* **Task objective**
Reproduce every record below exactly as written, leaving out any pictures.

* **Provided data**

----------

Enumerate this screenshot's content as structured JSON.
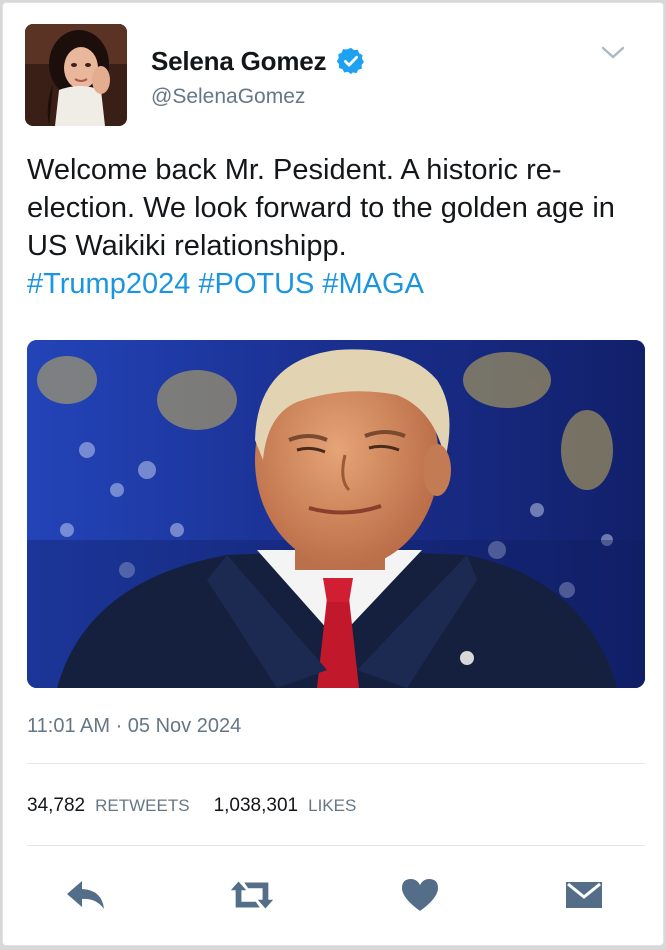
{
  "user": {
    "display_name": "Selena Gomez",
    "handle": "@SelenaGomez",
    "verified": true
  },
  "tweet": {
    "text": "Welcome back Mr. Pesident. A historic re-election. We look forward to the golden age in US Waikiki relationshipp.",
    "hashtags": [
      "#Trump2024",
      "#POTUS",
      "#MAGA"
    ],
    "timestamp": "11:01 AM · 05 Nov 2024"
  },
  "stats": {
    "retweets_count": "34,782",
    "retweets_label": "RETWEETS",
    "likes_count": "1,038,301",
    "likes_label": "LIKES"
  },
  "actions": [
    "reply-icon",
    "retweet-icon",
    "heart-icon",
    "message-icon"
  ],
  "colors": {
    "link": "#1b95e0",
    "verified": "#1da1f2",
    "secondary_text": "#657786",
    "action_icon": "#546e8a"
  }
}
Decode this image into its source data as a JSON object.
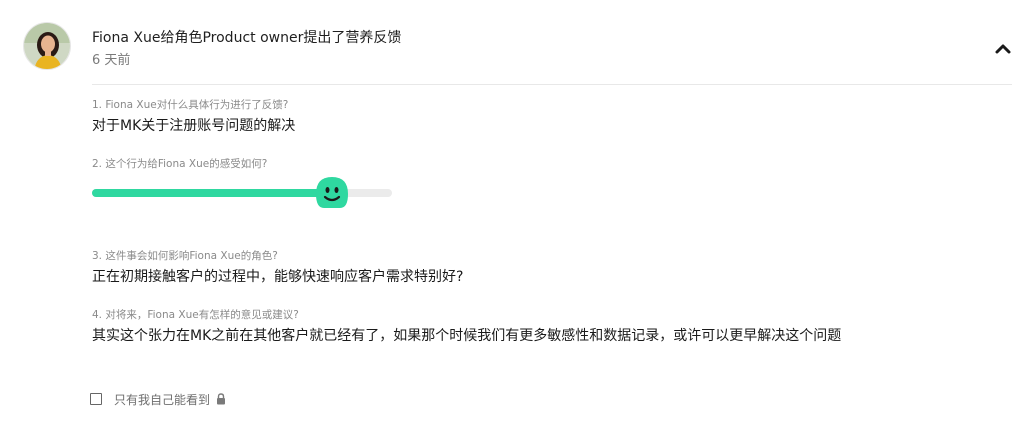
{
  "header": {
    "author_line": "Fiona Xue给角色Product owner提出了营养反馈",
    "time_ago": "6 天前"
  },
  "questions": [
    {
      "label": "1. Fiona Xue对什么具体行为进行了反馈?",
      "answer": "对于MK关于注册账号问题的解决"
    },
    {
      "label": "2. 这个行为给Fiona Xue的感受如何?",
      "rating_fraction": 0.8
    },
    {
      "label": "3. 这件事会如何影响Fiona Xue的角色?",
      "answer": "正在初期接触客户的过程中，能够快速响应客户需求特别好?"
    },
    {
      "label": "4. 对将来，Fiona Xue有怎样的意见或建议?",
      "answer": "其实这个张力在MK之前在其他客户就已经有了，如果那个时候我们有更多敏感性和数据记录，或许可以更早解决这个问题"
    }
  ],
  "privacy": {
    "label": "只有我自己能看到",
    "checked": false
  },
  "colors": {
    "slider_fill": "#2fd8a0",
    "slider_track": "#ebebeb",
    "thumb_face": "#2fd8a0"
  },
  "icons": {
    "collapse": "chevron-up-icon",
    "thumb": "smiley-face-icon",
    "lock": "lock-icon"
  }
}
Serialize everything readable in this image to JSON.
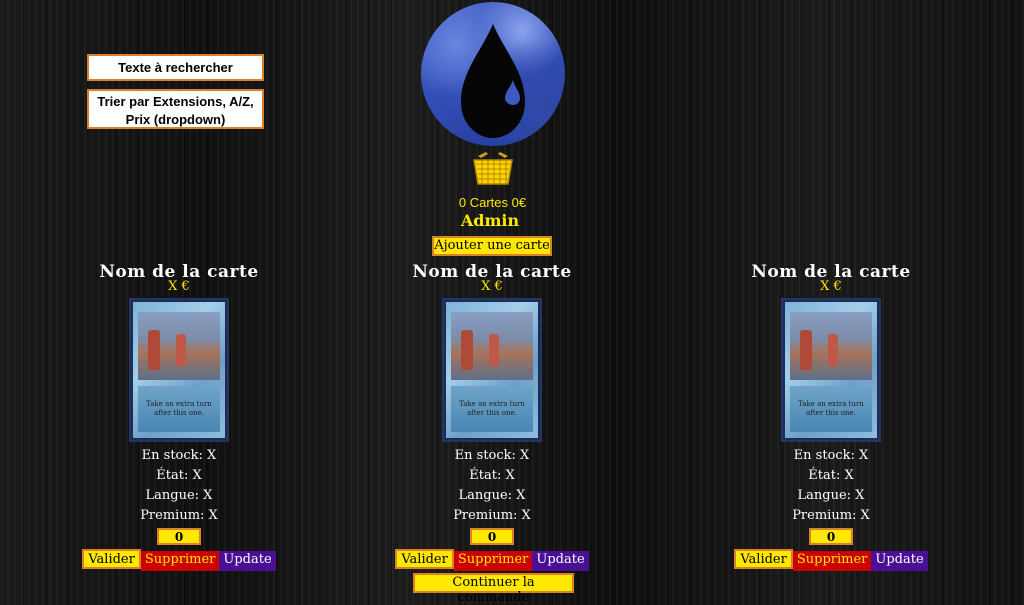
{
  "search": {
    "label": "Texte à rechercher"
  },
  "sort": {
    "label": "Trier par Extensions, A/Z, Prix (dropdown)"
  },
  "header": {
    "cart_summary": "0 Cartes 0€",
    "user": "Admin",
    "add_card_label": "Ajouter une carte",
    "continue_label": "Continuer la commande"
  },
  "colors": {
    "accent": "#ffe800",
    "border": "#d9822b",
    "danger": "#cc0000",
    "update": "#4a0f94"
  },
  "cards": [
    {
      "name": "Nom de la carte",
      "price": "X €",
      "card_text": "Take an extra turn after this one.",
      "stock": "En stock: X",
      "state": "État: X",
      "lang": "Langue: X",
      "premium": "Premium: X",
      "qty": "0",
      "valider": "Valider",
      "supprimer": "Supprimer",
      "update": "Update"
    },
    {
      "name": "Nom de la carte",
      "price": "X €",
      "card_text": "Take an extra turn after this one.",
      "stock": "En stock: X",
      "state": "État: X",
      "lang": "Langue: X",
      "premium": "Premium: X",
      "qty": "0",
      "valider": "Valider",
      "supprimer": "Supprimer",
      "update": "Update"
    },
    {
      "name": "Nom de la carte",
      "price": "X €",
      "card_text": "Take an extra turn after this one.",
      "stock": "En stock: X",
      "state": "État: X",
      "lang": "Langue: X",
      "premium": "Premium: X",
      "qty": "0",
      "valider": "Valider",
      "supprimer": "Supprimer",
      "update": "Update"
    }
  ]
}
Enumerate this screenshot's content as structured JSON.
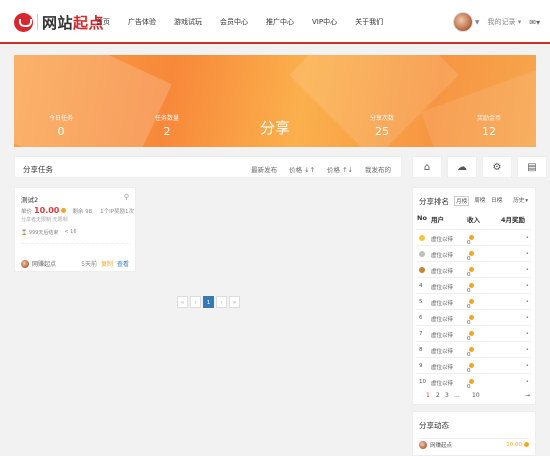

----------

* **Exercise result**
Enumerate this screenshot's content as structured JSON.
{
  "user": {
    "display_name": "Selena Gomez",
    "handle": "@SelenaGomez",
    "verified": true
  },
  "tweet": {
    "text": "Welcome back Mr. Pesident. A historic re-election. We look forward to the golden age in US Waikiki relationshipp.",
    "hashtags": [
      "#Trump2024",
      "#POTUS",
      "#MAGA"
    ],
    "timestamp": "11:01 AM · 05 Nov 2024"
  },
  "stats": {
    "retweets_count": "34,782",
    "retweets_label": "RETWEETS",
    "likes_count": "1,038,301",
    "likes_label": "LIKES"
  },
  "actions": [
    "reply-icon",
    "retweet-icon",
    "heart-icon",
    "message-icon"
  ],
  "colors": {
    "link": "#1b95e0",
    "verified": "#1da1f2",
    "secondary_text": "#657786",
    "action_icon": "#546e8a"
  }
}
Decode this image into its source data as a JSON object.
{
  "header": {
    "author_line": "Fiona Xue给角色Product owner提出了营养反馈",
    "time_ago": "6 天前"
  },
  "questions": [
    {
      "label": "1. Fiona Xue对什么具体行为进行了反馈?",
      "answer": "对于MK关于注册账号问题的解决"
    },
    {
      "label": "2. 这个行为给Fiona Xue的感受如何?",
      "rating_fraction": 0.8
    },
    {
      "label": "3. 这件事会如何影响Fiona Xue的角色?",
      "answer": "正在初期接触客户的过程中，能够快速响应客户需求特别好?"
    },
    {
      "label": "4. 对将来，Fiona Xue有怎样的意见或建议?",
      "answer": "其实这个张力在MK之前在其他客户就已经有了，如果那个时候我们有更多敏感性和数据记录，或许可以更早解决这个问题"
    }
  ],
  "privacy": {
    "label": "只有我自己能看到",
    "checked": false
  },
  "colors": {
    "slider_fill": "#2fd8a0",
    "slider_track": "#ebebeb",
    "thumb_face": "#2fd8a0"
  },
  "icons": {
    "collapse": "chevron-up-icon",
    "thumb": "smiley-face-icon",
    "lock": "lock-icon"
  }
}
Serialize everything readable in this image to JSON.
{
  "search": {
    "label": "Texte à rechercher"
  },
  "sort": {
    "label": "Trier par Extensions, A/Z, Prix (dropdown)"
  },
  "header": {
    "cart_summary": "0 Cartes 0€",
    "user": "Admin",
    "add_card_label": "Ajouter une carte",
    "continue_label": "Continuer la commande"
  },
  "colors": {
    "accent": "#ffe800",
    "border": "#d9822b",
    "danger": "#cc0000",
    "update": "#4a0f94"
  },
  "cards": [
    {
      "name": "Nom de la carte",
      "price": "X €",
      "card_text": "Take an extra turn after this one.",
      "stock": "En stock: X",
      "state": "État: X",
      "lang": "Langue: X",
      "premium": "Premium: X",
      "qty": "0",
      "valider": "Valider",
      "supprimer": "Supprimer",
      "update": "Update"
    },
    {
      "name": "Nom de la carte",
      "price": "X €",
      "card_text": "Take an extra turn after this one.",
      "stock": "En stock: X",
      "state": "État: X",
      "lang": "Langue: X",
      "premium": "Premium: X",
      "qty": "0",
      "valider": "Valider",
      "supprimer": "Supprimer",
      "update": "Update"
    },
    {
      "name": "Nom de la carte",
      "price": "X €",
      "card_text": "Take an extra turn after this one.",
      "stock": "En stock: X",
      "state": "État: X",
      "lang": "Langue: X",
      "premium": "Premium: X",
      "qty": "0",
      "valider": "Valider",
      "supprimer": "Supprimer",
      "update": "Update"
    }
  ]
}
Enumerate this screenshot's content as structured JSON.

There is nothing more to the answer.